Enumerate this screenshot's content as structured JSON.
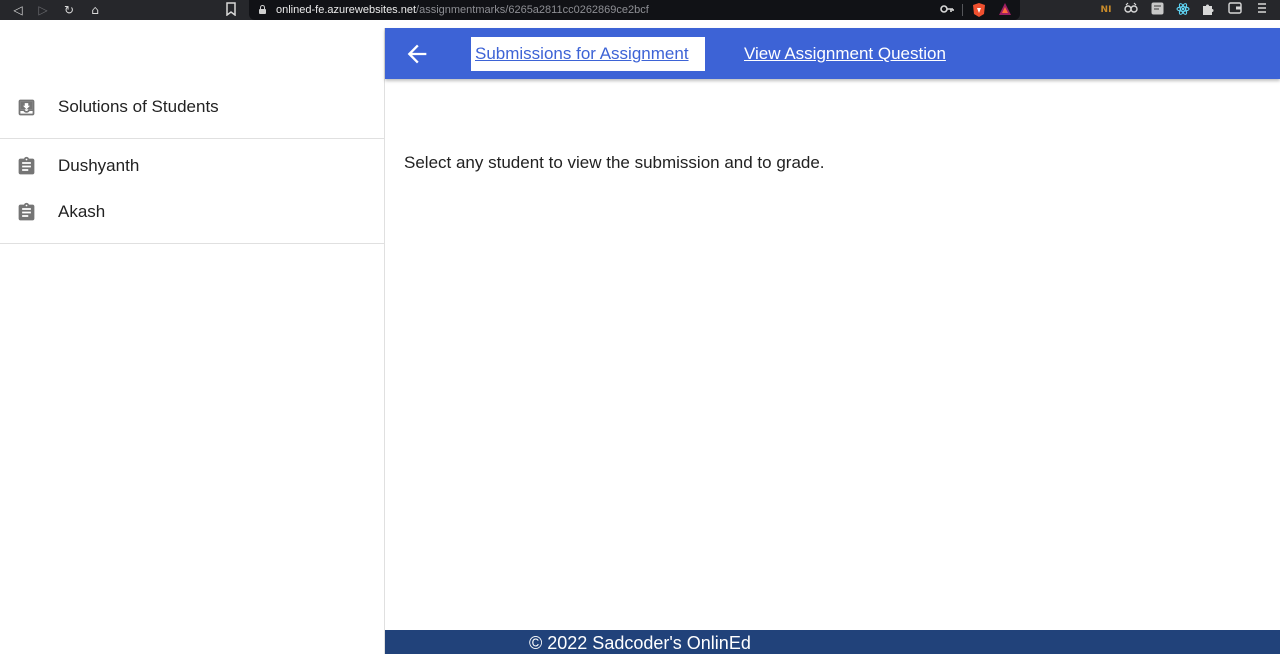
{
  "browser": {
    "url_host": "onlined-fe.azurewebsites.net",
    "url_path": "/assignmentmarks/6265a2811cc0262869ce2bcf",
    "icons": [
      "back-icon",
      "forward-icon",
      "reload-icon",
      "home-icon",
      "bookmark-icon",
      "key-icon",
      "brave-shield-icon",
      "brave-rewards-icon",
      "extension-ni-icon",
      "extension-glasses-icon",
      "extension-note-icon",
      "react-devtools-icon",
      "puzzle-icon",
      "wallet-icon",
      "menu-icon"
    ]
  },
  "sidebar": {
    "section_title": "Solutions of Students",
    "section_icon": "download-box-icon",
    "students": [
      {
        "name": "Dushyanth",
        "icon": "clipboard-icon"
      },
      {
        "name": "Akash",
        "icon": "clipboard-icon"
      }
    ]
  },
  "header": {
    "back_icon": "arrow-left-icon",
    "tabs": [
      {
        "label": "Submissions for Assignment",
        "active": true
      },
      {
        "label": "View Assignment Question",
        "active": false
      }
    ],
    "color": "#3d63d6"
  },
  "main": {
    "message": "Select any student to view the submission and to grade."
  },
  "footer": {
    "text": "© 2022 Sadcoder's OnlinEd",
    "color": "#21427a"
  }
}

=-=-=-=-=

TASK TO CARRY OUT - All the lines above are to be given again exactly as they read, with the pictures removed.

REPLY TO THE TASK -
Enumerate this screenshot's content as structured JSON.
{
  "browser": {
    "url_host": "onlined-fe.azurewebsites.net",
    "url_path": "/assignmentmarks/6265a2811cc0262869ce2bcf",
    "icons": [
      "back-icon",
      "forward-icon",
      "reload-icon",
      "home-icon",
      "bookmark-icon",
      "key-icon",
      "brave-shield-icon",
      "brave-rewards-icon",
      "extension-ni-icon",
      "extension-glasses-icon",
      "extension-note-icon",
      "react-devtools-icon",
      "puzzle-icon",
      "wallet-icon",
      "menu-icon"
    ]
  },
  "sidebar": {
    "section_title": "Solutions of Students",
    "section_icon": "download-box-icon",
    "students": [
      {
        "name": "Dushyanth",
        "icon": "clipboard-icon"
      },
      {
        "name": "Akash",
        "icon": "clipboard-icon"
      }
    ]
  },
  "header": {
    "back_icon": "arrow-left-icon",
    "tabs": [
      {
        "label": "Submissions for Assignment",
        "active": true
      },
      {
        "label": "View Assignment Question",
        "active": false
      }
    ],
    "color": "#3d63d6"
  },
  "main": {
    "message": "Select any student to view the submission and to grade."
  },
  "footer": {
    "text": "© 2022 Sadcoder's OnlinEd",
    "color": "#21427a"
  }
}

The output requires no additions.